(Dataset entries)
****************************************

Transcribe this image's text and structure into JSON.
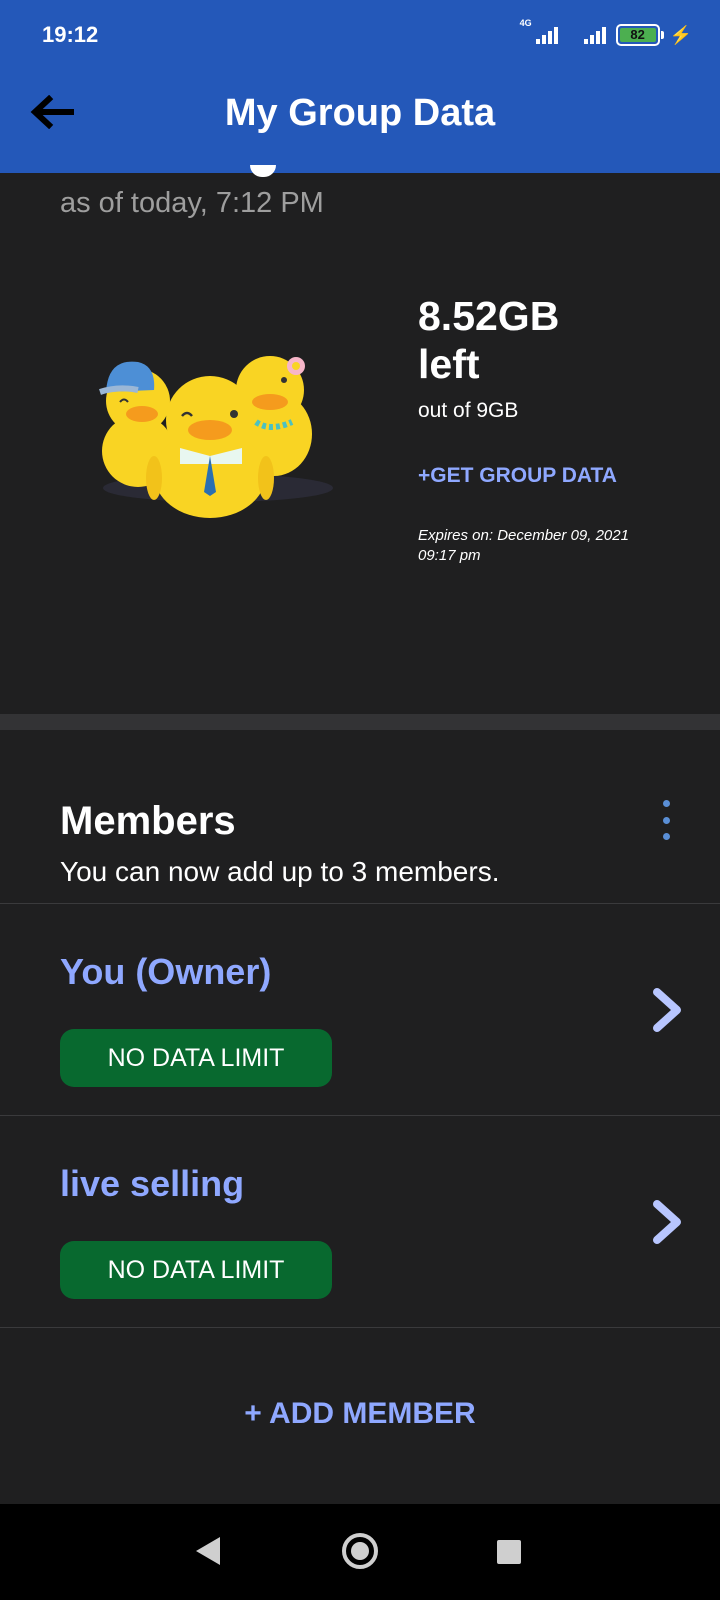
{
  "status_bar": {
    "time": "19:12",
    "network_type": "4G",
    "battery_level": "82"
  },
  "header": {
    "title": "My Group Data",
    "back_icon": "arrow-left-icon"
  },
  "summary": {
    "as_of": "as of today, 7:12 PM",
    "data_left_amount": "8.52GB",
    "data_left_suffix": "left",
    "out_of": "out of 9GB",
    "get_group_data_label": "+GET GROUP DATA",
    "expires": "Expires on: December 09, 2021 09:17 pm",
    "illustration": "three-ducks-illustration"
  },
  "members": {
    "title": "Members",
    "subtitle": "You can now add up to 3 members.",
    "menu_icon": "more-vertical-icon",
    "list": [
      {
        "name": "You (Owner)",
        "limit": "NO DATA LIMIT"
      },
      {
        "name": "live selling",
        "limit": "NO DATA LIMIT"
      }
    ],
    "add_member_label": "+ ADD MEMBER"
  },
  "colors": {
    "header_bg": "#2458b9",
    "page_bg": "#1f1f20",
    "accent_link": "#8fa8ff",
    "pill_green": "#08692f"
  }
}
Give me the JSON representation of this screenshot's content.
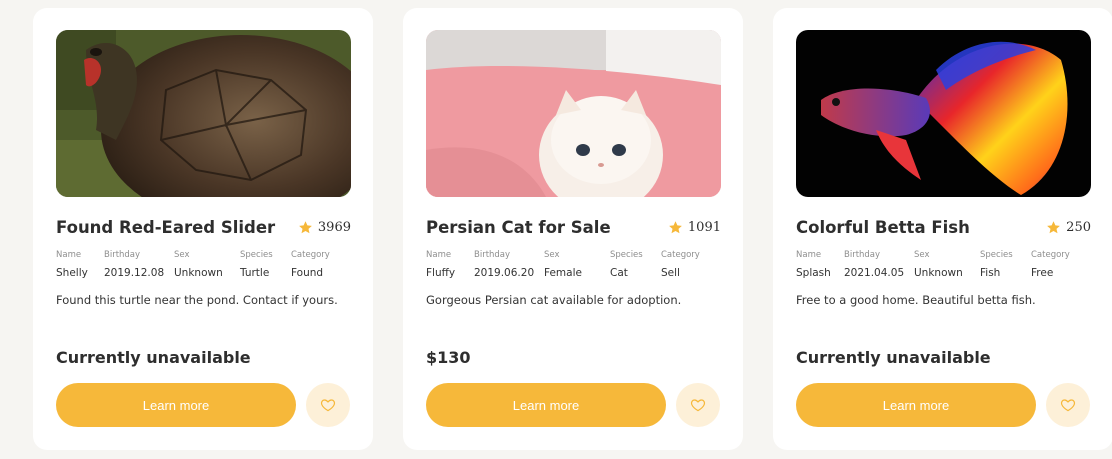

****************************************

** Aim **
Go through the material and copy out every line with "this" in it.

** In response **
Transcribe this image's text and structure into JSON.
Give me the JSON representation of this screenshot's content.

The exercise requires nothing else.